Entrée de carnet

Un roman né posthume

Daria Bardellotto
couverture
Article paru dans Littératures d’outre-tombe: ouvrages posthumes et esthétiques contemporaines, sous la responsabilité de Pierre Luc Landry (2013)

La mort accomplit un fulgurant montage de notre vie: elle en choisit les moments les plus significatifs[…] et les met bout à bout, faisant de notre présent, infini, instable et incertain, et donc linguistiquement non descriptible, un passé, clair, stable, sûr, et donc bien descriptible. Ce n’est que grâce à la mort que notre vie sert à nous exprimer.

– Pier Paolo Pasolini

Le meurtre de Pasolini et la parution de son dernier roman

La nuit du premier au 2 novembre 1975, Pier Paolo Pasolini mourrait assassiné à Ostie, près de Rome. C’est une mort qui demeure énigmatique, dont les circonstances ont été cachées pendant trente ans, et sur laquelle une enquête a été rouverte en 2009. Pasolini a laissé derrière lui une production immense et très diversifiée, allant de la prose à la poésie, du théâtre au cinéma, de la critique littéraire à la réflexion politique. Lors de sa mort, l’écrivain était en pleine activité et s’occupait de plusieurs projets littéraires et cinématographiques qui se trouvaient à des états d’avancement divers. Parmi ces œuvres inachevées demeure un brouillon de plus de cinq cents feuilles. Il s’agit de Pétrole, un roman fragmentaire, tapé en grande partie à la machine, rempli de notes, d’ajouts, de corrections, de plans et de projets provisoires1Deux ouvrages ont été publiés tout récemment en France sur Pétrole: BURESI-COLLARD, Marie-Françoise, Pasolini, le corps in-carne: à propos de «Pétrole», Paris, L’Harmattan, «Ouverture philosophique», 2011; NIGDÉLIAN-FABRE, Valérie, Pétrole de Pasolini. Le poème du retour, Lyon, Éditions de l’ENS, «Signes», 2011. Presque un an avant sa mort, en s’amusant à piquer la curiosité des journalistes, Pasolini avait ainsi présenté son texte:

Ce que je fais depuis ma naissance n’est rien par rapport à l’œuvre que je suis en train de mener à bien: un gros Roman de 2000 pages. Je suis arrivé à la page 600 et je ne vous en dirai pas plus pour ne pas me compromettre (Pasolini, cité par Roncaglia, 2006: 600).

Et quelques semaines après:

J’ai commencé un livre qui m’occupera pendant des années, peut-être pour le restant de mes jours. Je ne veux pas en parler…; qu’il suffise de savoir que c’est une espèce de «summa» de toutes mes expériences, de tous mes souvenirs (Pasolini, cité par Roncaglia, 2006: 599).

Entrées enregistrées

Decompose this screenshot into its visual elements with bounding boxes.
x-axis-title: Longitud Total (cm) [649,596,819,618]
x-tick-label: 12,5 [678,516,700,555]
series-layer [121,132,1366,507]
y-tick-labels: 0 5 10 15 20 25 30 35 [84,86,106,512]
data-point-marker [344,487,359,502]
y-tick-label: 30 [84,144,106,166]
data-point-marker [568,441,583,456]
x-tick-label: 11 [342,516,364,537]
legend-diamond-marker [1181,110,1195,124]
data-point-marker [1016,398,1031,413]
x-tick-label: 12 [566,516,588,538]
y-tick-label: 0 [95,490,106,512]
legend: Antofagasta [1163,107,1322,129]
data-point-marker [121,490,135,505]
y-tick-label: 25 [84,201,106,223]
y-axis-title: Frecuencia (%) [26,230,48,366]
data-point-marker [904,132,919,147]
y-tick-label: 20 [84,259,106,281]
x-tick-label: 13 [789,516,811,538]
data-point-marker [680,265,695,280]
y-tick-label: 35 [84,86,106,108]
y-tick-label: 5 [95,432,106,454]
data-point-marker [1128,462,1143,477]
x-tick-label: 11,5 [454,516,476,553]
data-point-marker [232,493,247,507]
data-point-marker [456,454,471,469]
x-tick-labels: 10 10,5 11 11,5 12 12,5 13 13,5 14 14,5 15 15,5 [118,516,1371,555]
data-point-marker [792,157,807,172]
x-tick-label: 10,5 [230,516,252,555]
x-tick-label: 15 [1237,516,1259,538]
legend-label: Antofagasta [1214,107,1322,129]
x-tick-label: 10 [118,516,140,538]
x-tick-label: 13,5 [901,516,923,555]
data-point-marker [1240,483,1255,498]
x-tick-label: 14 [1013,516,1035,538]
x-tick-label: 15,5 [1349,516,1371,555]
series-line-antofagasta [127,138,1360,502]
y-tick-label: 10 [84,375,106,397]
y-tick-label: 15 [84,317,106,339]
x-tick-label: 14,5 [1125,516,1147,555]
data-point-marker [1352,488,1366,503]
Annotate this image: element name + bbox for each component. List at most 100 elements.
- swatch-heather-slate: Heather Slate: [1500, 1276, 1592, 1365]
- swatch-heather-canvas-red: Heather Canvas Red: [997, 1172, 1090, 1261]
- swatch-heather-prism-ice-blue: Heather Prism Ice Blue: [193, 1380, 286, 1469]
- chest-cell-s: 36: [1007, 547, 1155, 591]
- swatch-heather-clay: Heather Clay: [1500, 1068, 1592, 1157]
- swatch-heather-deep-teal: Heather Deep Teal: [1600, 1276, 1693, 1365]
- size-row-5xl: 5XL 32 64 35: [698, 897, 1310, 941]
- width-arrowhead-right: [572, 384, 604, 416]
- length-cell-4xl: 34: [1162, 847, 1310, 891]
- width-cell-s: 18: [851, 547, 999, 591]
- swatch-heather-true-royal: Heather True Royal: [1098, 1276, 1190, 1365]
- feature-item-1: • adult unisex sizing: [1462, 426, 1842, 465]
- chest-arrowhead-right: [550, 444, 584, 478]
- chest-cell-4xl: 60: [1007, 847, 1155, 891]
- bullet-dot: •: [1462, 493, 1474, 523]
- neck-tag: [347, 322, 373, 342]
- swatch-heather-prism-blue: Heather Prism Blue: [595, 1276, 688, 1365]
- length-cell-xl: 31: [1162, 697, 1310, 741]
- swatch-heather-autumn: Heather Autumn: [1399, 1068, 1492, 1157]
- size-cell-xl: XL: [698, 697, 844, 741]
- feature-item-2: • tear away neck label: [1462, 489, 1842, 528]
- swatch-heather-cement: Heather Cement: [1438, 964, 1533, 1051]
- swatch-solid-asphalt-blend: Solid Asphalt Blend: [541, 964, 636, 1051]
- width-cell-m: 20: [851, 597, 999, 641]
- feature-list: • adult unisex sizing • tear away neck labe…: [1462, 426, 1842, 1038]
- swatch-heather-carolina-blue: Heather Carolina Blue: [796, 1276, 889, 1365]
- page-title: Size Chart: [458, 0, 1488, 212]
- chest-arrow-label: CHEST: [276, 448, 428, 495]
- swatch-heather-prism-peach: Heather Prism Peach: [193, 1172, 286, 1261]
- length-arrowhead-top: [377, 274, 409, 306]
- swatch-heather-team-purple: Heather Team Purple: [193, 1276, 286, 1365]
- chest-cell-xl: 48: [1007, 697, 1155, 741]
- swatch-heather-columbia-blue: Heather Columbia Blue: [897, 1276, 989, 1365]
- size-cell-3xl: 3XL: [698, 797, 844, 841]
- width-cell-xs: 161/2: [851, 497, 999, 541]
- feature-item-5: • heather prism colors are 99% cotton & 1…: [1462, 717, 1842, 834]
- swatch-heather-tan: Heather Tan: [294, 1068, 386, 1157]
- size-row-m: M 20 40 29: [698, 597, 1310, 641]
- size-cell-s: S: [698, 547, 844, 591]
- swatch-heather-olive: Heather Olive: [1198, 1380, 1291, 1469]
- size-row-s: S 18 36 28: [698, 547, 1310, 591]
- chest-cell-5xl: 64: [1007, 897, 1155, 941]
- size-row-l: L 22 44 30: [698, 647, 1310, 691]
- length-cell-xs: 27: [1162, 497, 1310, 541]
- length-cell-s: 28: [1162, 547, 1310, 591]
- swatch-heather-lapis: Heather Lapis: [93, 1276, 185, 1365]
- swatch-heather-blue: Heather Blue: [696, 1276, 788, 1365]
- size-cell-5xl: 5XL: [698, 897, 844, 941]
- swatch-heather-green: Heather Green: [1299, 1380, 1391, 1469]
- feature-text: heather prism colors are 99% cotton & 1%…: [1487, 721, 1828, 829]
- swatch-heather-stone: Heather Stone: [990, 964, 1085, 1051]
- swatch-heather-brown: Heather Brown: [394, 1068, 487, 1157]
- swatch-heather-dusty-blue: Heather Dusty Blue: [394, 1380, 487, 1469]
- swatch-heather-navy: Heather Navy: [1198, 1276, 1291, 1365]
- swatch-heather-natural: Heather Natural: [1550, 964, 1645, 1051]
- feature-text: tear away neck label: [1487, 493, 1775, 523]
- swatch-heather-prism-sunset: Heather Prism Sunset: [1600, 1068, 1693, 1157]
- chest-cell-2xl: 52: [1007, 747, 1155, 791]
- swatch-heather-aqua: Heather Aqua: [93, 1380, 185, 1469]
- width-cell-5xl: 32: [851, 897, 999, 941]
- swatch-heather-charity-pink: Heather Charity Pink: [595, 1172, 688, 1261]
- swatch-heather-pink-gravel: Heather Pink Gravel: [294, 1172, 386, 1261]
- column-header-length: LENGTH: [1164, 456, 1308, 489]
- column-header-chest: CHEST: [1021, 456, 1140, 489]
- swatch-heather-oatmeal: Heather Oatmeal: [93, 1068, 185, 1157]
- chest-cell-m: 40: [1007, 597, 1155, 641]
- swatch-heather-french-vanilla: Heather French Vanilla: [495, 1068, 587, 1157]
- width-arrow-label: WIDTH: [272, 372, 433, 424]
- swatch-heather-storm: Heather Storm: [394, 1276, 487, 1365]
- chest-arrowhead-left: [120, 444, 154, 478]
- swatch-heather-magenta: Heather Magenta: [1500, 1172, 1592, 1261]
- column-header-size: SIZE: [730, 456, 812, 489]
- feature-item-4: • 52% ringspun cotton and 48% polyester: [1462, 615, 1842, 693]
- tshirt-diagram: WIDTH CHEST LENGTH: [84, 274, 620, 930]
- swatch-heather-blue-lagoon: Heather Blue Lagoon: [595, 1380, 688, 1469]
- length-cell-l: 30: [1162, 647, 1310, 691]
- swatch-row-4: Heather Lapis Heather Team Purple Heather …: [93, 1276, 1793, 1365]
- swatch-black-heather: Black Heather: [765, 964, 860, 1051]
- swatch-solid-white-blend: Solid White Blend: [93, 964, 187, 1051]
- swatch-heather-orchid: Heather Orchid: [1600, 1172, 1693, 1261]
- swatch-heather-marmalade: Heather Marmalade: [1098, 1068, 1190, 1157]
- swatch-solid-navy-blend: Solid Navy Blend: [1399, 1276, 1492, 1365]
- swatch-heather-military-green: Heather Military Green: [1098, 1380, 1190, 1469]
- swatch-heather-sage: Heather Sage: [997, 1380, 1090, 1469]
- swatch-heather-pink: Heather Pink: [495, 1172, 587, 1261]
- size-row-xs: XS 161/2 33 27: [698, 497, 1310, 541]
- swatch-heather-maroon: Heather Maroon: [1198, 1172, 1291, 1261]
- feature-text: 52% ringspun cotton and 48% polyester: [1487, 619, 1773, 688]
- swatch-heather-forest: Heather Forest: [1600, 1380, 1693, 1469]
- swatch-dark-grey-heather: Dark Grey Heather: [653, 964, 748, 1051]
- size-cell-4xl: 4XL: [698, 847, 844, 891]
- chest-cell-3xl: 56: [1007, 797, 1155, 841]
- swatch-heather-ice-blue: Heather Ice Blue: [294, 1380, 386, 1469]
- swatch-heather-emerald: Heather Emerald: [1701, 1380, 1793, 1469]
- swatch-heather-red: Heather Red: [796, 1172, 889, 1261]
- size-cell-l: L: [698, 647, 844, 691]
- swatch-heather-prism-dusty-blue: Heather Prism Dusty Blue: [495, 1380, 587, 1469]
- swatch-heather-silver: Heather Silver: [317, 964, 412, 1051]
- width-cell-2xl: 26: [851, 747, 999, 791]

Énoncé ▸ Rédigez la suite de l'article consacré à Pétrole, le roman posthume de Pasolini, en reprenant juste après la dernière citation.

Réponse ▸
Pendant dix-sept ans le dernier roman de Pasolini est resté inédit. Le 30 octobre 1992, les cinq cents pages du brouillon ont connu leur première édition, que René de Ceccatty traduit en français en 1995. Une polémique a immédiatement éclaté portant sur la légitimité d’une telle publication: pourquoi éditer une œuvre qui n’est qu’un brouillon? Pasolini aurait–il autorisé la diffusion d’un texte immergé dans un si profond inachèvement? Ce roman est-il indispensable pour approfondir la connaissance de son auteur? Certains journaux titrent : «Povero Pasolini tradito in libreria» (Pauvre Pasolini trahi en librairie), «Bruciare Petrolio?» (Brûler Pétrole?), «Magma irritante» (Magma insupportable), «Petrolio: così Pasolini fallì, poi non gli restò che morire» (Pétrole: c’est ainsi que Pasolini a échoué, il ne lui restait plus que mourir). Même le superviseur de l’édition, Aurelio Roncaglia, prend ses distances avec le texte. Le manque d’élaboration formelle accentuerait en effet, selon le philologue, l’«agressivité des provocations sur le terrain scabreux de l’eros et les insinuations politiques» présentes dans Pétrole. L’inachèvement aiguiserait la brutalité du roman et donnerait «une image imparfaite» de son auteur (Roncaglia, 2006: 607).

Quelques années plus tard, en 2005, une autre édition italienne ainsi que sa traduction en français, parue en 2006, donnent à cette œuvre une nouvelle actualité, grâce à un apparat augmenté de notes qui permettent de mieux situer le contenu du roman par rapport à son époque. Mais si ces notes mettent en évidence la lucidité avec laquelle Pasolini était capable d’interpréter son temps, qui est d’ailleurs en continuité avec le nôtre, la forme du roman ne cesse d’être perçue comme dérangeante. Elle ne répond pas aux attentes des lecteurs. Dans un article publié dans le quotidien italien Il Corriere della Sera le 4 novembre 2012, Pétrole est classé parmi les «livres impossibles», à côté de Finnegans Wake de Joyce et de L’homme sans qualités de Musil.

Une œuvre-monstrum

Le dernier roman de Pasolini est une œuvre-monstrum, à la fois au sens de difforme, de disproportionnée, d’hybride. En effet, ses éditeurs ont choisi de reproduire en entier le caractère provisoire, lacunaire et morcelé du roman, sans tâcher de le rendre plus lisible: aucune sélection particulière n’a été pratiquée, aucune censure, aucune aspérité n’a été limée. Ils ont même doté l’édition de Pétrole de quelques reproductions facsimilaires de pages manuscrites ou dactylographiées du brouillon, ce qui permet de mieux saisir l’état d’inachèvement profond de l’œuvre.

Pasolini définit les fragments de son roman par le mot italien d’appunti (notes). Ce mot, qui dérive du verbe appuntare –écrire une série de points–, renvoie à la dimension du provisoire, des avant-textes, destinés à devenir le palimpseste d’autres couches d’écriture plus élaborées. Les appunti, comme les esquisses d’un tableau, tracent les lignes essentielles d’une œuvre, en préludant à sa forme définitive.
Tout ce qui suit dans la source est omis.